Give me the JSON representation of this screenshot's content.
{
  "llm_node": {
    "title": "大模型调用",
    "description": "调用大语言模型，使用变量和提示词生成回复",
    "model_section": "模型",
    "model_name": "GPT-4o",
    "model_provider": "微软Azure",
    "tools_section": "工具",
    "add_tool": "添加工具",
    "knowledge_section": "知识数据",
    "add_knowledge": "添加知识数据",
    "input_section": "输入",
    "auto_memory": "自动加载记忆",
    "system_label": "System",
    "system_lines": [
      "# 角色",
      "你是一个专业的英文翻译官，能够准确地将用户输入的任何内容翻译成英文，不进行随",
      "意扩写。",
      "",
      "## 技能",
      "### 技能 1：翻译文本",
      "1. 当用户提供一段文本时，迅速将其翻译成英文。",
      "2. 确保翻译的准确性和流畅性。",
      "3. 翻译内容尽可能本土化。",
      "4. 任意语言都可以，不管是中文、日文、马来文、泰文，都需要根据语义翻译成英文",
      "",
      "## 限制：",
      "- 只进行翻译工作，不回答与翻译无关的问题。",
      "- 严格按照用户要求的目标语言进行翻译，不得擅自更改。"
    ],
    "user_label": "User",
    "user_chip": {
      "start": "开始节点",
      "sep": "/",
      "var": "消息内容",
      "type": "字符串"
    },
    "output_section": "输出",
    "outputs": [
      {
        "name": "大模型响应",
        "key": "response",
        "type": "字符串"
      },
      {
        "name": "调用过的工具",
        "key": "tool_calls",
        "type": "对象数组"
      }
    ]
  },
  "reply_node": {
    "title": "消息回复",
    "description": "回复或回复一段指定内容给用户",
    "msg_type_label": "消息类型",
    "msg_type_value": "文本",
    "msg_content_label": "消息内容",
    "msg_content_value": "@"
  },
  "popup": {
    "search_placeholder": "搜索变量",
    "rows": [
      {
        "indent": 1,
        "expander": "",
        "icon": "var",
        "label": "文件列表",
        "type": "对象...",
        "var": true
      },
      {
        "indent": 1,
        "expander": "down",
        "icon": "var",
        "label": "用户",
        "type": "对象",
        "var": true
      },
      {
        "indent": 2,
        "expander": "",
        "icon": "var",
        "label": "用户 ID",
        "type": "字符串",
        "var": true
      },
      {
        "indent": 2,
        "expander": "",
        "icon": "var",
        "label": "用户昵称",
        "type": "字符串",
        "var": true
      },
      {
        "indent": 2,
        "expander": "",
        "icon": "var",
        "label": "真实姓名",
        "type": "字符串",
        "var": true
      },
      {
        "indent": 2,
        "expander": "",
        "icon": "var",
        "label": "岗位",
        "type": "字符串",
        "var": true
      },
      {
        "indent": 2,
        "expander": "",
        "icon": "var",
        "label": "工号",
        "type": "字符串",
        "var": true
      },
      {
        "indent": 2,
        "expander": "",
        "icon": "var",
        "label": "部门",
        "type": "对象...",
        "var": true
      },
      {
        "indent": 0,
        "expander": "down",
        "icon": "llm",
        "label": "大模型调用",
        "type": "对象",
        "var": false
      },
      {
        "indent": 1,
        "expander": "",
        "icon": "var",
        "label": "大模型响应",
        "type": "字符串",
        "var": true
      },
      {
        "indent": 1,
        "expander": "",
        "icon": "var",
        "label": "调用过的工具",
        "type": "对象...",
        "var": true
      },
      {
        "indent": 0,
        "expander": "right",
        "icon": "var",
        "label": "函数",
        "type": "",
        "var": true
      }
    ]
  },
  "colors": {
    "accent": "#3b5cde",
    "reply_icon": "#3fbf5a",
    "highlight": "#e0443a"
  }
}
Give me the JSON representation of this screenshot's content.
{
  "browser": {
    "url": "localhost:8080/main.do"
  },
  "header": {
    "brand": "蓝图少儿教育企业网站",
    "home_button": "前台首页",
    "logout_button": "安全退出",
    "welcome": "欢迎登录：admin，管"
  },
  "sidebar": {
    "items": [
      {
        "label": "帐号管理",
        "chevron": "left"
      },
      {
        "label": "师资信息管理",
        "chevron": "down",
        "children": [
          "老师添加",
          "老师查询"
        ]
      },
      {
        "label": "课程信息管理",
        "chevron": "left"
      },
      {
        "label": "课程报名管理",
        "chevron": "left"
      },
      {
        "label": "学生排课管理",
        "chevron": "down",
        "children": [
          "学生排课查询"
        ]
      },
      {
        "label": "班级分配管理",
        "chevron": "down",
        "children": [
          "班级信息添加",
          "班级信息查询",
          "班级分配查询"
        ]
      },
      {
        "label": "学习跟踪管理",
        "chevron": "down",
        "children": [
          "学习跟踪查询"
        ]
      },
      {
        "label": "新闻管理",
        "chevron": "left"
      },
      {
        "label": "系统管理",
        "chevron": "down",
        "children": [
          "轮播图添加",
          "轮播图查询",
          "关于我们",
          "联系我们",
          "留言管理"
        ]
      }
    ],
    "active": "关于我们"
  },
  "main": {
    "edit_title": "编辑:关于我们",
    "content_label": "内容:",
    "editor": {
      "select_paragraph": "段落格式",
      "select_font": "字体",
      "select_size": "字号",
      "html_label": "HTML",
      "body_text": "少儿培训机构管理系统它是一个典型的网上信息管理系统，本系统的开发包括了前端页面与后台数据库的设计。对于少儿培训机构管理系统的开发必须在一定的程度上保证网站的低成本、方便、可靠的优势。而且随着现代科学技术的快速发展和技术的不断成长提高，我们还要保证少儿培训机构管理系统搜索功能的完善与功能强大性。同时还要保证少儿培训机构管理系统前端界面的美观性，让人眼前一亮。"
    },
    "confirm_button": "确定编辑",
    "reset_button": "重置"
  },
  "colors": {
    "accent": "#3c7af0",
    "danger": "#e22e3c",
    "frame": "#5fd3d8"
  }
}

What is asked: Take the listing above and write it out again exactly.

Task response:
Give me the JSON representation of this screenshot's content.
{
  "llm_node": {
    "title": "大模型调用",
    "description": "调用大语言模型，使用变量和提示词生成回复",
    "model_section": "模型",
    "model_name": "GPT-4o",
    "model_provider": "微软Azure",
    "tools_section": "工具",
    "add_tool": "添加工具",
    "knowledge_section": "知识数据",
    "add_knowledge": "添加知识数据",
    "input_section": "输入",
    "auto_memory": "自动加载记忆",
    "system_label": "System",
    "system_lines": [
      "# 角色",
      "你是一个专业的英文翻译官，能够准确地将用户输入的任何内容翻译成英文，不进行随",
      "意扩写。",
      "",
      "## 技能",
      "### 技能 1：翻译文本",
      "1. 当用户提供一段文本时，迅速将其翻译成英文。",
      "2. 确保翻译的准确性和流畅性。",
      "3. 翻译内容尽可能本土化。",
      "4. 任意语言都可以，不管是中文、日文、马来文、泰文，都需要根据语义翻译成英文",
      "",
      "## 限制：",
      "- 只进行翻译工作，不回答与翻译无关的问题。",
      "- 严格按照用户要求的目标语言进行翻译，不得擅自更改。"
    ],
    "user_label": "User",
    "user_chip": {
      "start": "开始节点",
      "sep": "/",
      "var": "消息内容",
      "type": "字符串"
    },
    "output_section": "输出",
    "outputs": [
      {
        "name": "大模型响应",
        "key": "response",
        "type": "字符串"
      },
      {
        "name": "调用过的工具",
        "key": "tool_calls",
        "type": "对象数组"
      }
    ]
  },
  "reply_node": {
    "title": "消息回复",
    "description": "回复或回复一段指定内容给用户",
    "msg_type_label": "消息类型",
    "msg_type_value": "文本",
    "msg_content_label": "消息内容",
    "msg_content_value": "@"
  },
  "popup": {
    "search_placeholder": "搜索变量",
    "rows": [
      {
        "indent": 1,
        "expander": "",
        "icon": "var",
        "label": "文件列表",
        "type": "对象...",
        "var": true
      },
      {
        "indent": 1,
        "expander": "down",
        "icon": "var",
        "label": "用户",
        "type": "对象",
        "var": true
      },
      {
        "indent": 2,
        "expander": "",
        "icon": "var",
        "label": "用户 ID",
        "type": "字符串",
        "var": true
      },
      {
        "indent": 2,
        "expander": "",
        "icon": "var",
        "label": "用户昵称",
        "type": "字符串",
        "var": true
      },
      {
        "indent": 2,
        "expander": "",
        "icon": "var",
        "label": "真实姓名",
        "type": "字符串",
        "var": true
      },
      {
        "indent": 2,
        "expander": "",
        "icon": "var",
        "label": "岗位",
        "type": "字符串",
        "var": true
      },
      {
        "indent": 2,
        "expander": "",
        "icon": "var",
        "label": "工号",
        "type": "字符串",
        "var": true
      },
      {
        "indent": 2,
        "expander": "",
        "icon": "var",
        "label": "部门",
        "type": "对象...",
        "var": true
      },
      {
        "indent": 0,
        "expander": "down",
        "icon": "llm",
        "label": "大模型调用",
        "type": "对象",
        "var": false
      },
      {
        "indent": 1,
        "expander": "",
        "icon": "var",
        "label": "大模型响应",
        "type": "字符串",
        "var": true
      },
      {
        "indent": 1,
        "expander": "",
        "icon": "var",
        "label": "调用过的工具",
        "type": "对象...",
        "var": true
      },
      {
        "indent": 0,
        "expander": "right",
        "icon": "var",
        "label": "函数",
        "type": "",
        "var": true
      }
    ]
  },
  "colors": {
    "accent": "#3b5cde",
    "reply_icon": "#3fbf5a",
    "highlight": "#e0443a"
  }
}
Give me the JSON representation of this screenshot's content.
{
  "browser": {
    "url": "localhost:8080/main.do"
  },
  "header": {
    "brand": "蓝图少儿教育企业网站",
    "home_button": "前台首页",
    "logout_button": "安全退出",
    "welcome": "欢迎登录：admin，管"
  },
  "sidebar": {
    "items": [
      {
        "label": "帐号管理",
        "chevron": "left"
      },
      {
        "label": "师资信息管理",
        "chevron": "down",
        "children": [
          "老师添加",
          "老师查询"
        ]
      },
      {
        "label": "课程信息管理",
        "chevron": "left"
      },
      {
        "label": "课程报名管理",
        "chevron": "left"
      },
      {
        "label": "学生排课管理",
        "chevron": "down",
        "children": [
          "学生排课查询"
        ]
      },
      {
        "label": "班级分配管理",
        "chevron": "down",
        "children": [
          "班级信息添加",
          "班级信息查询",
          "班级分配查询"
        ]
      },
      {
        "label": "学习跟踪管理",
        "chevron": "down",
        "children": [
          "学习跟踪查询"
        ]
      },
      {
        "label": "新闻管理",
        "chevron": "left"
      },
      {
        "label": "系统管理",
        "chevron": "down",
        "children": [
          "轮播图添加",
          "轮播图查询",
          "关于我们",
          "联系我们",
          "留言管理"
        ]
      }
    ],
    "active": "关于我们"
  },
  "main": {
    "edit_title": "编辑:关于我们",
    "content_label": "内容:",
    "editor": {
      "select_paragraph": "段落格式",
      "select_font": "字体",
      "select_size": "字号",
      "html_label": "HTML",
      "body_text": "少儿培训机构管理系统它是一个典型的网上信息管理系统，本系统的开发包括了前端页面与后台数据库的设计。对于少儿培训机构管理系统的开发必须在一定的程度上保证网站的低成本、方便、可靠的优势。而且随着现代科学技术的快速发展和技术的不断成长提高，我们还要保证少儿培训机构管理系统搜索功能的完善与功能强大性。同时还要保证少儿培训机构管理系统前端界面的美观性，让人眼前一亮。"
    },
    "confirm_button": "确定编辑",
    "reset_button": "重置"
  },
  "colors": {
    "accent": "#3c7af0",
    "danger": "#e22e3c",
    "frame": "#5fd3d8"
  }
}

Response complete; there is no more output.